* [Data for processing]:
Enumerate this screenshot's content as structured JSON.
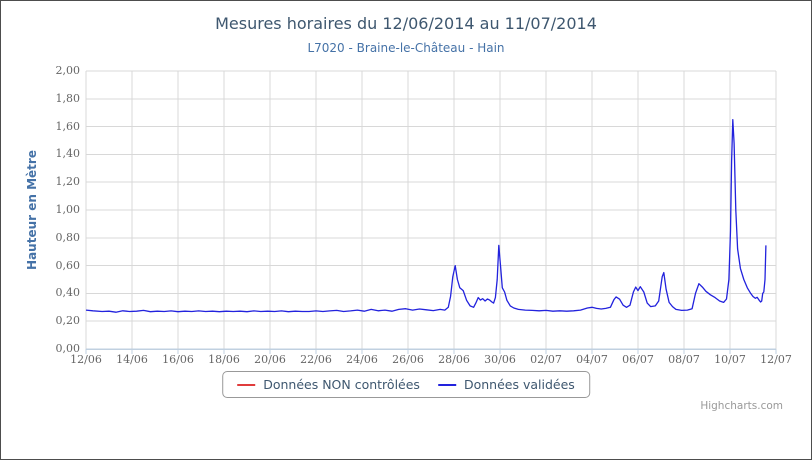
{
  "page": {
    "credits": "Highcharts.com"
  },
  "colors": {
    "title": "#3E576F",
    "subtitle": "#4572A7",
    "y_axis_title": "#4572A7",
    "tick_label": "#666666",
    "gridline": "#D8D8D8",
    "axis_line": "#C0D0E0",
    "series_red": "#E03C3C",
    "series_blue": "#2222DD",
    "legend_text": "#3E576F",
    "border": "#4d4d4d"
  },
  "chart_data": {
    "type": "line",
    "title": "Mesures horaires du 12/06/2014 au 11/07/2014",
    "subtitle": "L7020 - Braine-le-Château - Hain",
    "xlabel": "",
    "ylabel": "Hauteur en Mètre",
    "ylim": [
      0,
      2
    ],
    "y_tick_interval": 0.2,
    "y_tick_labels": [
      "0,00",
      "0,20",
      "0,40",
      "0,60",
      "0,80",
      "1,00",
      "1,20",
      "1,40",
      "1,60",
      "1,80",
      "2,00"
    ],
    "x_range_days": [
      0,
      30
    ],
    "x_tick_interval_days": 2,
    "x_tick_labels": [
      "12/06",
      "14/06",
      "16/06",
      "18/06",
      "20/06",
      "22/06",
      "24/06",
      "26/06",
      "28/06",
      "30/06",
      "02/07",
      "04/07",
      "06/07",
      "08/07",
      "10/07",
      "12/07"
    ],
    "grid": true,
    "legend_position": "bottom-center",
    "series": [
      {
        "name": "Données NON contrôlées",
        "color": "#E03C3C",
        "points": []
      },
      {
        "name": "Données validées",
        "color": "#2222DD",
        "points": [
          [
            0,
            0.28
          ],
          [
            0.3,
            0.275
          ],
          [
            0.7,
            0.27
          ],
          [
            1,
            0.272
          ],
          [
            1.3,
            0.265
          ],
          [
            1.6,
            0.275
          ],
          [
            1.9,
            0.27
          ],
          [
            2.2,
            0.272
          ],
          [
            2.5,
            0.278
          ],
          [
            2.8,
            0.268
          ],
          [
            3.1,
            0.272
          ],
          [
            3.4,
            0.27
          ],
          [
            3.7,
            0.274
          ],
          [
            4,
            0.268
          ],
          [
            4.3,
            0.272
          ],
          [
            4.6,
            0.27
          ],
          [
            4.9,
            0.274
          ],
          [
            5.2,
            0.27
          ],
          [
            5.5,
            0.272
          ],
          [
            5.8,
            0.268
          ],
          [
            6.1,
            0.272
          ],
          [
            6.4,
            0.27
          ],
          [
            6.7,
            0.272
          ],
          [
            7,
            0.268
          ],
          [
            7.3,
            0.274
          ],
          [
            7.6,
            0.27
          ],
          [
            7.9,
            0.272
          ],
          [
            8.2,
            0.27
          ],
          [
            8.5,
            0.274
          ],
          [
            8.8,
            0.268
          ],
          [
            9.1,
            0.272
          ],
          [
            9.4,
            0.27
          ],
          [
            9.7,
            0.27
          ],
          [
            10,
            0.274
          ],
          [
            10.3,
            0.27
          ],
          [
            10.6,
            0.274
          ],
          [
            10.9,
            0.278
          ],
          [
            11.2,
            0.27
          ],
          [
            11.5,
            0.274
          ],
          [
            11.8,
            0.28
          ],
          [
            12.1,
            0.272
          ],
          [
            12.4,
            0.285
          ],
          [
            12.7,
            0.275
          ],
          [
            13,
            0.28
          ],
          [
            13.3,
            0.272
          ],
          [
            13.6,
            0.285
          ],
          [
            13.9,
            0.29
          ],
          [
            14.2,
            0.28
          ],
          [
            14.5,
            0.288
          ],
          [
            14.8,
            0.282
          ],
          [
            15.1,
            0.276
          ],
          [
            15.4,
            0.285
          ],
          [
            15.6,
            0.28
          ],
          [
            15.75,
            0.3
          ],
          [
            15.85,
            0.38
          ],
          [
            15.95,
            0.52
          ],
          [
            16.05,
            0.6
          ],
          [
            16.15,
            0.5
          ],
          [
            16.25,
            0.44
          ],
          [
            16.4,
            0.42
          ],
          [
            16.55,
            0.35
          ],
          [
            16.7,
            0.31
          ],
          [
            16.85,
            0.3
          ],
          [
            16.95,
            0.33
          ],
          [
            17.05,
            0.37
          ],
          [
            17.15,
            0.352
          ],
          [
            17.25,
            0.362
          ],
          [
            17.35,
            0.345
          ],
          [
            17.45,
            0.36
          ],
          [
            17.55,
            0.352
          ],
          [
            17.65,
            0.338
          ],
          [
            17.72,
            0.33
          ],
          [
            17.8,
            0.37
          ],
          [
            17.88,
            0.5
          ],
          [
            17.95,
            0.745
          ],
          [
            18.02,
            0.6
          ],
          [
            18.1,
            0.44
          ],
          [
            18.2,
            0.41
          ],
          [
            18.3,
            0.35
          ],
          [
            18.45,
            0.31
          ],
          [
            18.6,
            0.295
          ],
          [
            18.8,
            0.285
          ],
          [
            19.1,
            0.28
          ],
          [
            19.4,
            0.278
          ],
          [
            19.7,
            0.275
          ],
          [
            20,
            0.278
          ],
          [
            20.3,
            0.272
          ],
          [
            20.6,
            0.275
          ],
          [
            20.9,
            0.272
          ],
          [
            21.2,
            0.275
          ],
          [
            21.5,
            0.28
          ],
          [
            21.8,
            0.295
          ],
          [
            22,
            0.3
          ],
          [
            22.2,
            0.292
          ],
          [
            22.4,
            0.288
          ],
          [
            22.6,
            0.292
          ],
          [
            22.8,
            0.3
          ],
          [
            22.95,
            0.355
          ],
          [
            23.05,
            0.375
          ],
          [
            23.2,
            0.358
          ],
          [
            23.35,
            0.315
          ],
          [
            23.5,
            0.3
          ],
          [
            23.65,
            0.315
          ],
          [
            23.8,
            0.41
          ],
          [
            23.9,
            0.445
          ],
          [
            24,
            0.42
          ],
          [
            24.1,
            0.448
          ],
          [
            24.25,
            0.41
          ],
          [
            24.4,
            0.33
          ],
          [
            24.55,
            0.305
          ],
          [
            24.75,
            0.31
          ],
          [
            24.9,
            0.345
          ],
          [
            25.05,
            0.52
          ],
          [
            25.12,
            0.55
          ],
          [
            25.22,
            0.43
          ],
          [
            25.35,
            0.335
          ],
          [
            25.5,
            0.305
          ],
          [
            25.65,
            0.285
          ],
          [
            25.9,
            0.278
          ],
          [
            26.15,
            0.28
          ],
          [
            26.35,
            0.29
          ],
          [
            26.5,
            0.4
          ],
          [
            26.65,
            0.47
          ],
          [
            26.8,
            0.445
          ],
          [
            26.95,
            0.415
          ],
          [
            27.15,
            0.39
          ],
          [
            27.35,
            0.37
          ],
          [
            27.55,
            0.345
          ],
          [
            27.72,
            0.335
          ],
          [
            27.85,
            0.36
          ],
          [
            27.95,
            0.5
          ],
          [
            28.02,
            0.85
          ],
          [
            28.07,
            1.35
          ],
          [
            28.12,
            1.65
          ],
          [
            28.18,
            1.48
          ],
          [
            28.25,
            1.0
          ],
          [
            28.33,
            0.72
          ],
          [
            28.45,
            0.58
          ],
          [
            28.6,
            0.5
          ],
          [
            28.75,
            0.44
          ],
          [
            28.9,
            0.4
          ],
          [
            29.0,
            0.378
          ],
          [
            29.1,
            0.365
          ],
          [
            29.18,
            0.372
          ],
          [
            29.27,
            0.35
          ],
          [
            29.33,
            0.338
          ],
          [
            29.38,
            0.345
          ],
          [
            29.42,
            0.4
          ],
          [
            29.47,
            0.41
          ],
          [
            29.52,
            0.5
          ],
          [
            29.56,
            0.745
          ]
        ]
      }
    ]
  }
}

* [Given request]: For each line of the entries that includes "name", show that line.

* [Answer to the exercise]:
        "name": "Données NON contrôlées",
        "name": "Données validées",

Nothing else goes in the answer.